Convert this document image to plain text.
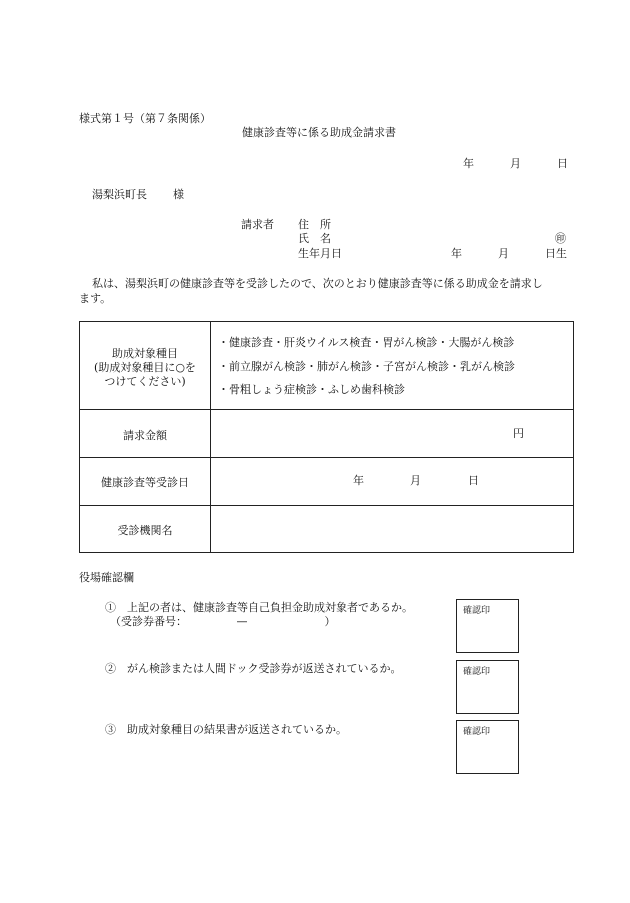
様式第１号（第７条関係）
健康診査等に係る助成金請求書
年	月	日
湯梨浜町長 様
請求者 住　所
氏　名	㊞
生年月日	年	月	日生
私は、湯梨浜町の健康診査等を受診したので、次のとおり健康診査等に係る助成金を請求し
ます。
助成対象種目
(助成対象種目に○を
つけてください)
・健康診査・肝炎ウイルス検査・胃がん検診・大腸がん検診
・前立腺がん検診・肺がん検診・子宮がん検診・乳がん検診
・骨粗しょう症検診・ふしめ歯科検診
請求金額	円
健康診査等受診日	年	月	日
受診機関名
役場確認欄
①　上記の者は、健康診査等自己負担金助成対象者であるか。
（受診券番号：　　　　　—　　　　　　　）
確認印
②　がん検診または人間ドック受診券が返送されているか。	確認印
③　助成対象種目の結果書が返送されているか。	確認印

Goal of the exercise | All of the data above should be quoted exactly, except for the pictures.

Response to the task |
Convert this document image to plain text.
様式第１号（第７条関係）
健康診査等に係る助成金請求書
年	月	日
湯梨浜町長 様
請求者 住　所
氏　名	㊞
生年月日	年	月	日生
私は、湯梨浜町の健康診査等を受診したので、次のとおり健康診査等に係る助成金を請求し
ます。
助成対象種目
(助成対象種目に○を
つけてください)
・健康診査・肝炎ウイルス検査・胃がん検診・大腸がん検診
・前立腺がん検診・肺がん検診・子宮がん検診・乳がん検診
・骨粗しょう症検診・ふしめ歯科検診
請求金額	円
健康診査等受診日	年	月	日
受診機関名
役場確認欄
①　上記の者は、健康診査等自己負担金助成対象者であるか。
（受診券番号：　　　　　—　　　　　　　）
確認印
②　がん検診または人間ドック受診券が返送されているか。	確認印
③　助成対象種目の結果書が返送されているか。	確認印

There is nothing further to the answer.